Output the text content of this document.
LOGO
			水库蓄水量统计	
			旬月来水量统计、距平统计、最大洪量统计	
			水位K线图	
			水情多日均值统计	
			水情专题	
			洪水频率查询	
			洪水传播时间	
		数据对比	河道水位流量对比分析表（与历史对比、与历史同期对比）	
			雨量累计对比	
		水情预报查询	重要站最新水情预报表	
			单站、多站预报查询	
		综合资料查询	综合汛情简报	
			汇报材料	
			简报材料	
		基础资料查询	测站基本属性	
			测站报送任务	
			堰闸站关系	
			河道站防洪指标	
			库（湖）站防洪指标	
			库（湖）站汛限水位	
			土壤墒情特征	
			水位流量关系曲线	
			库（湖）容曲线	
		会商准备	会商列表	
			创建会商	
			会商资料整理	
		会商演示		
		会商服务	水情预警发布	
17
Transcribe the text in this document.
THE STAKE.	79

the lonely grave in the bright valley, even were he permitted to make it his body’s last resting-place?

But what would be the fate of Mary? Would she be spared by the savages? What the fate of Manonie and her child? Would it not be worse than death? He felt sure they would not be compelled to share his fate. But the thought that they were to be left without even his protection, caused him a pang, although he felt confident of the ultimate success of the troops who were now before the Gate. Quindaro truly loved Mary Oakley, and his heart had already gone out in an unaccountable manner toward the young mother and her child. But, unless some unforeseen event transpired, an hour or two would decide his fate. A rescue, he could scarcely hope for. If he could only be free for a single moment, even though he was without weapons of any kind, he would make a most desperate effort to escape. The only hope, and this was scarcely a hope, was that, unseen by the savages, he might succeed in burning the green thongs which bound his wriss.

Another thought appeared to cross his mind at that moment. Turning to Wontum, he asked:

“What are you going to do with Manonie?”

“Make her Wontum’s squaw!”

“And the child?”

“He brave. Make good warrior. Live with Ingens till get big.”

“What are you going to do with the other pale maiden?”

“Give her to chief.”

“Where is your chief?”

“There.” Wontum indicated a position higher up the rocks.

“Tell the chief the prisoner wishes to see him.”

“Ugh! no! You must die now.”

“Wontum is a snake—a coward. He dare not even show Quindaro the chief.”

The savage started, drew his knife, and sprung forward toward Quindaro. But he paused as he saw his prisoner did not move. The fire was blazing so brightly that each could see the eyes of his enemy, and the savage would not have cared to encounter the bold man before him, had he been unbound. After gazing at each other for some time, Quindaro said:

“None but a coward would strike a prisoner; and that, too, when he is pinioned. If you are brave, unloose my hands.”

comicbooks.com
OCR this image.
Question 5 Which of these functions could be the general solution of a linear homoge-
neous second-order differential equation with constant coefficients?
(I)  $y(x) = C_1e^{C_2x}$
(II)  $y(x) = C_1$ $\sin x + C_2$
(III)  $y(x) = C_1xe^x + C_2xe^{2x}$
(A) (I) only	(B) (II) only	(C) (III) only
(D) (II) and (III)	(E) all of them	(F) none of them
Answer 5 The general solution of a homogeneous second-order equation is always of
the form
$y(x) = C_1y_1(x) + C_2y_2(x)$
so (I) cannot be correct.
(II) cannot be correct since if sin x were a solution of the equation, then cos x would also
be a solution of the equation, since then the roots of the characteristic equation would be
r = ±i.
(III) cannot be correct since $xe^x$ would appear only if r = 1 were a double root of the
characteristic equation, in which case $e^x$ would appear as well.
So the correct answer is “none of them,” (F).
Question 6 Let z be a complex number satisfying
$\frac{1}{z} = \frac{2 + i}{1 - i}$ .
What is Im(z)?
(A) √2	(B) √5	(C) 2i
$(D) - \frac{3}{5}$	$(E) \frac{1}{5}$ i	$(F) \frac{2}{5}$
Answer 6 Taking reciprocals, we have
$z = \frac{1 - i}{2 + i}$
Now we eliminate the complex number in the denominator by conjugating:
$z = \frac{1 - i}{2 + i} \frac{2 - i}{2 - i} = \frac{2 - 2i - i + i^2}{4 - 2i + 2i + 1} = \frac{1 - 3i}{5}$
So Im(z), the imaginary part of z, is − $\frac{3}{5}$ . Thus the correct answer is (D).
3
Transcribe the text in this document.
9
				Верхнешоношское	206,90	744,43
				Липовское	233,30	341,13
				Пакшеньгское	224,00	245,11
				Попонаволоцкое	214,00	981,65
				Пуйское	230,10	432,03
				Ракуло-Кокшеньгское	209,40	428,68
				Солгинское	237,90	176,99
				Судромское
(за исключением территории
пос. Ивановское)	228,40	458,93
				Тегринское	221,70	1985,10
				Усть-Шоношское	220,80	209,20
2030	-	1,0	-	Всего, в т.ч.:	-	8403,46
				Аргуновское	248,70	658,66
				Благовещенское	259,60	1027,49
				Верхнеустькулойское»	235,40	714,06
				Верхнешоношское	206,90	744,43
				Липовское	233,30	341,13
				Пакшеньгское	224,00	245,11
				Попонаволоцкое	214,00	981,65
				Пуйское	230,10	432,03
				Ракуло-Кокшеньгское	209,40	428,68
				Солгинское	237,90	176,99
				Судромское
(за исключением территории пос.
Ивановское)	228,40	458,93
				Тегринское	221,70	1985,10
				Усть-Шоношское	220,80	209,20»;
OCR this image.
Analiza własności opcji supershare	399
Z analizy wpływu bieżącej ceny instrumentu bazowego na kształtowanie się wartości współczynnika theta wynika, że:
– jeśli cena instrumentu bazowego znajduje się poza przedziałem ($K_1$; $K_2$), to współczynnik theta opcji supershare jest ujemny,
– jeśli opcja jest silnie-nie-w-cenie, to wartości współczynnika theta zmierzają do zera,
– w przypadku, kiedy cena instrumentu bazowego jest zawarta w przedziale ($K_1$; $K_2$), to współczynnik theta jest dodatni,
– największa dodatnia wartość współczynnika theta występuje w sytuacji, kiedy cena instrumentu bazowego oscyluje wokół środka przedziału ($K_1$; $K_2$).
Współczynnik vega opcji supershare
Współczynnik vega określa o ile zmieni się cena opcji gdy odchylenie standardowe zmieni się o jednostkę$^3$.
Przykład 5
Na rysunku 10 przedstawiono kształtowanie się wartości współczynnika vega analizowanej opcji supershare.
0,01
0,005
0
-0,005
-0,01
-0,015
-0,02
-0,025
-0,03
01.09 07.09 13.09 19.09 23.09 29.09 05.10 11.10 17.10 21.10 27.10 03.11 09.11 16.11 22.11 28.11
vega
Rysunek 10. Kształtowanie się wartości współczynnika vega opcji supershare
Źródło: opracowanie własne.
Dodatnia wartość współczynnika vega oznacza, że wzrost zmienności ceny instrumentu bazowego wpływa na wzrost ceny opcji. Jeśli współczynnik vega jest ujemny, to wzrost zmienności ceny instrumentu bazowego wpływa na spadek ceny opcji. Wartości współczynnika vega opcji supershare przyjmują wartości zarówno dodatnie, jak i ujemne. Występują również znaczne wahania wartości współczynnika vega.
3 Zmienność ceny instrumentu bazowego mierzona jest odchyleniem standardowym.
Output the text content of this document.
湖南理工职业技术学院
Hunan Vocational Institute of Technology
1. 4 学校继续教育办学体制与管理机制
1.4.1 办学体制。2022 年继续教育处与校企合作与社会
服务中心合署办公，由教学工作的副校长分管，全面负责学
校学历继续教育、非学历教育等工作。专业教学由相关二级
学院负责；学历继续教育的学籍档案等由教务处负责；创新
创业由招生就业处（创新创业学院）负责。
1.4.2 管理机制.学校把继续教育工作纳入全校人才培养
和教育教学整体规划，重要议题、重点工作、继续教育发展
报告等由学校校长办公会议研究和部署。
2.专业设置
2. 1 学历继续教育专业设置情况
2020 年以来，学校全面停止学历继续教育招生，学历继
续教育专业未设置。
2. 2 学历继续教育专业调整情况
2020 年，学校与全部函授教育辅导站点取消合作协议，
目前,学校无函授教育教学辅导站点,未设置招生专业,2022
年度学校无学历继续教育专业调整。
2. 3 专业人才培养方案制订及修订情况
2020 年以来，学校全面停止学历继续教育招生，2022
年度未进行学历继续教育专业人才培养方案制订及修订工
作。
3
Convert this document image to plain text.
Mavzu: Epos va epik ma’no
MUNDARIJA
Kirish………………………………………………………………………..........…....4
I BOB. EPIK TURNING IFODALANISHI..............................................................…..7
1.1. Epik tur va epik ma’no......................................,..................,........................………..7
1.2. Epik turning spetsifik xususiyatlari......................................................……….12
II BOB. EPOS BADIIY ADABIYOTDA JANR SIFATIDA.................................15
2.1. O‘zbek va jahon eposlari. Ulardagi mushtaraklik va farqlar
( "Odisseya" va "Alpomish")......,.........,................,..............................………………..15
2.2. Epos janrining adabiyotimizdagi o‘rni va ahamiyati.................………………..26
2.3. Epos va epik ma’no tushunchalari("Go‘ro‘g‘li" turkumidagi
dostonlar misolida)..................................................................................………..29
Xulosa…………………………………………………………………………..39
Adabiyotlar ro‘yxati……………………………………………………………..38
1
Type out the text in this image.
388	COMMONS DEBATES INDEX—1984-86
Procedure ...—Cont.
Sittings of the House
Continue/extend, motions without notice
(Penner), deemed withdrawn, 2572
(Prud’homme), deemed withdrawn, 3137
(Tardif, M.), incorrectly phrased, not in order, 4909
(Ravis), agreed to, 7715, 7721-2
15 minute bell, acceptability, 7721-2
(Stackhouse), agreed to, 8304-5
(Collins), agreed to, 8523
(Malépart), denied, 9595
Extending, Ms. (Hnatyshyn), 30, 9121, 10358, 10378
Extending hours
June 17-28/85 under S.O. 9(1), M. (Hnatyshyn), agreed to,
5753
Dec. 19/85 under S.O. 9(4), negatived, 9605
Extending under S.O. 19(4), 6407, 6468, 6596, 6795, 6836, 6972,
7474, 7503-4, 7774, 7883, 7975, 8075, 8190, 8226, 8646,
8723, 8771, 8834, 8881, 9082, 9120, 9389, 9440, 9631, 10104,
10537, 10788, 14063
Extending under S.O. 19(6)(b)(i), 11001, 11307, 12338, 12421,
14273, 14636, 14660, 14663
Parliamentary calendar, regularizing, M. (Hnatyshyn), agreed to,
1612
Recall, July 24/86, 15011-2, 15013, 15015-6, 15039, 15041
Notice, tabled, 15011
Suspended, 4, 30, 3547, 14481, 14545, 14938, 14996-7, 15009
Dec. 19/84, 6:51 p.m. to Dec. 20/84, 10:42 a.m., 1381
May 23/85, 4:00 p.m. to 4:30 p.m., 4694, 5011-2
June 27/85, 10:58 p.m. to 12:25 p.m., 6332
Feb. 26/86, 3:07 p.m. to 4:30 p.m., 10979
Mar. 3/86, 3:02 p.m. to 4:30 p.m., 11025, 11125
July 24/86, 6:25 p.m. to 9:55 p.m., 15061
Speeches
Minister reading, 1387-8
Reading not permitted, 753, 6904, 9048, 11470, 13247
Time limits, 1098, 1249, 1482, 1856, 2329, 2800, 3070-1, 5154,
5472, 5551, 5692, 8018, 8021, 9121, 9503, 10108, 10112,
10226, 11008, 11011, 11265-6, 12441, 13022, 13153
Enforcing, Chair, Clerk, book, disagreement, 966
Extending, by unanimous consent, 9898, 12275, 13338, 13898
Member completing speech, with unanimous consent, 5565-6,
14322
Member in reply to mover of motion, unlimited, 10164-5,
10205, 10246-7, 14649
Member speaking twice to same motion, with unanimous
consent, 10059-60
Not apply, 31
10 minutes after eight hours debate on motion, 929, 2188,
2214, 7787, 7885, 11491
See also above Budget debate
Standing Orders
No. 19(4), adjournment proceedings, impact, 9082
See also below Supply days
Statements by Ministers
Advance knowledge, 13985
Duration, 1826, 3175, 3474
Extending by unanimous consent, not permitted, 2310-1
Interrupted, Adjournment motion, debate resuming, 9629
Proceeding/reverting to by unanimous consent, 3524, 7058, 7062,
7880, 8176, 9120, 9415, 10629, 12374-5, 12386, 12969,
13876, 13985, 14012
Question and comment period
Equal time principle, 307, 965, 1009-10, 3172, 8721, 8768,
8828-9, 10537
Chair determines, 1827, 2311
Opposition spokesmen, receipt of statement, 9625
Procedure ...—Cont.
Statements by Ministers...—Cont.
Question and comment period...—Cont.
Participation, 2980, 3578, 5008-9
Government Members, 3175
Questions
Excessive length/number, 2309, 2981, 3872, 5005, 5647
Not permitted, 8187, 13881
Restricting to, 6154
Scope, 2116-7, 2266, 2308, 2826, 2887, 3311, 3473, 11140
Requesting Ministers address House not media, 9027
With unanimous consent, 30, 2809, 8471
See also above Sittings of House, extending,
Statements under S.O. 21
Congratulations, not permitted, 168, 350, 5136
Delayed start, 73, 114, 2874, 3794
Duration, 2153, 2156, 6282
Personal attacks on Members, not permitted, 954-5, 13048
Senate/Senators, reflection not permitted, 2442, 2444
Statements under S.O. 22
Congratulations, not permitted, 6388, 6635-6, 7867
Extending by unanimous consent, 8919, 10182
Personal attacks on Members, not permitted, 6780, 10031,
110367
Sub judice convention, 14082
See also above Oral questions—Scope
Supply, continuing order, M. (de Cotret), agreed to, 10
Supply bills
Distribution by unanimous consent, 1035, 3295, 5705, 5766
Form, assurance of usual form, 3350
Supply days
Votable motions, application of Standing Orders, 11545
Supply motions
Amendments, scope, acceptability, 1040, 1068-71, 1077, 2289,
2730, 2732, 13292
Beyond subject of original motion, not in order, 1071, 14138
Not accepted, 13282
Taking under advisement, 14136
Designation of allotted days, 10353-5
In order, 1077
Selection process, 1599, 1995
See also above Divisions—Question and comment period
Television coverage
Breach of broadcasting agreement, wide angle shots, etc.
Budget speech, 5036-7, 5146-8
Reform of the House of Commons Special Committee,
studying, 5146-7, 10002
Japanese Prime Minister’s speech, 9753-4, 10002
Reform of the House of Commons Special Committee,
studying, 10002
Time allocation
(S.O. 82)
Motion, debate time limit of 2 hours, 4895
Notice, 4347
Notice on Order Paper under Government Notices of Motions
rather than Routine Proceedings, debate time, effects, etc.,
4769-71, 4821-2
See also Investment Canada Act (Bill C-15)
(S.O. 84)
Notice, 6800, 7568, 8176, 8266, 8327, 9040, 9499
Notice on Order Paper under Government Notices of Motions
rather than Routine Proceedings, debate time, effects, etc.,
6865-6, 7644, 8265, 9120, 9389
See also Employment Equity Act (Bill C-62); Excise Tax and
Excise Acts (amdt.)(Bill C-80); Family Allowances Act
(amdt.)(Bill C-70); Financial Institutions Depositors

Written exercise
In the entries above, find lines with "going" and copy each.

Solution to this problem
“What are you going to do with Manonie?”
“What are you going to do with the other pale maiden?”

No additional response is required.